Start of Provided data

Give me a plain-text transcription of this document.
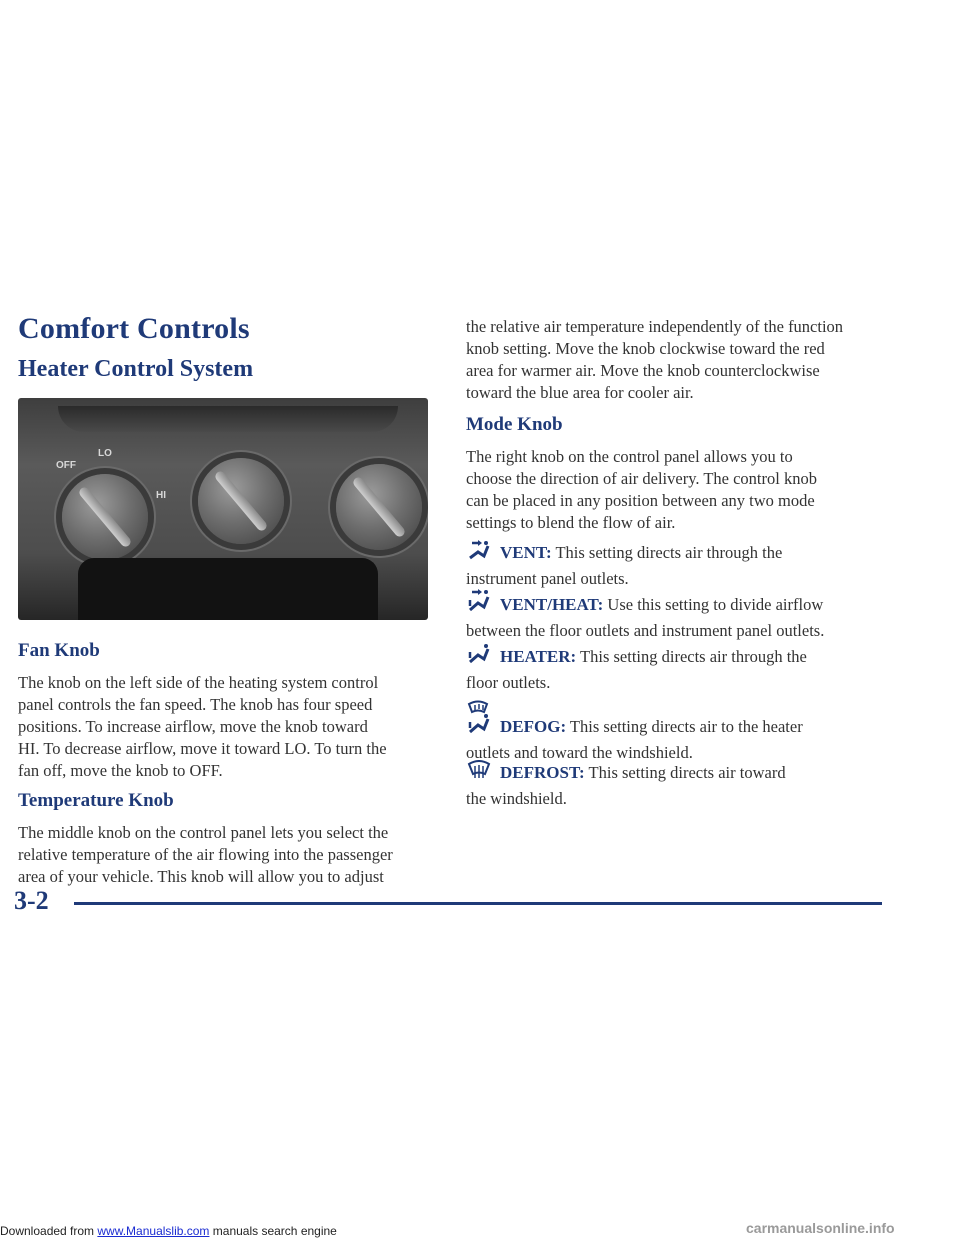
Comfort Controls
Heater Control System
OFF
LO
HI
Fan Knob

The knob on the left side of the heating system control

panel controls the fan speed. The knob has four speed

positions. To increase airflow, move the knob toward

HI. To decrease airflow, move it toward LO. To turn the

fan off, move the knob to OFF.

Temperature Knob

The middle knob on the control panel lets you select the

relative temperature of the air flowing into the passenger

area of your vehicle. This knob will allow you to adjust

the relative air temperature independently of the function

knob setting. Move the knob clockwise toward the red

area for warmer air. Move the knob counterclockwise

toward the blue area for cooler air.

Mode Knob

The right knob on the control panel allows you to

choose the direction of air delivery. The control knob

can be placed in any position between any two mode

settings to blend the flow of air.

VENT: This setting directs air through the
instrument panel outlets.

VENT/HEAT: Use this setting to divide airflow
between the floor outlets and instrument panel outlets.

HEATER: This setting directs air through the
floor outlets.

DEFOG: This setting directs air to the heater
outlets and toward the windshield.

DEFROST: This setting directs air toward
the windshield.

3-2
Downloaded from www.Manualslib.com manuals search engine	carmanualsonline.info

End of Provided data

# [Problem description]
Retype each line of the listing above word for word. Exclude the pictures.

# [The solution]
Give me a plain-text transcription of this document.
Comfort Controls
Heater Control System
OFF
LO
HI
Fan Knob

The knob on the left side of the heating system control

panel controls the fan speed. The knob has four speed

positions. To increase airflow, move the knob toward

HI. To decrease airflow, move it toward LO. To turn the

fan off, move the knob to OFF.

Temperature Knob

The middle knob on the control panel lets you select the

relative temperature of the air flowing into the passenger

area of your vehicle. This knob will allow you to adjust

the relative air temperature independently of the function

knob setting. Move the knob clockwise toward the red

area for warmer air. Move the knob counterclockwise

toward the blue area for cooler air.

Mode Knob

The right knob on the control panel allows you to

choose the direction of air delivery. The control knob

can be placed in any position between any two mode

settings to blend the flow of air.

VENT: This setting directs air through the
instrument panel outlets.

VENT/HEAT: Use this setting to divide airflow
between the floor outlets and instrument panel outlets.

HEATER: This setting directs air through the
floor outlets.

DEFOG: This setting directs air to the heater
outlets and toward the windshield.

DEFROST: This setting directs air toward
the windshield.

3-2
Downloaded from www.Manualslib.com manuals search engine	carmanualsonline.info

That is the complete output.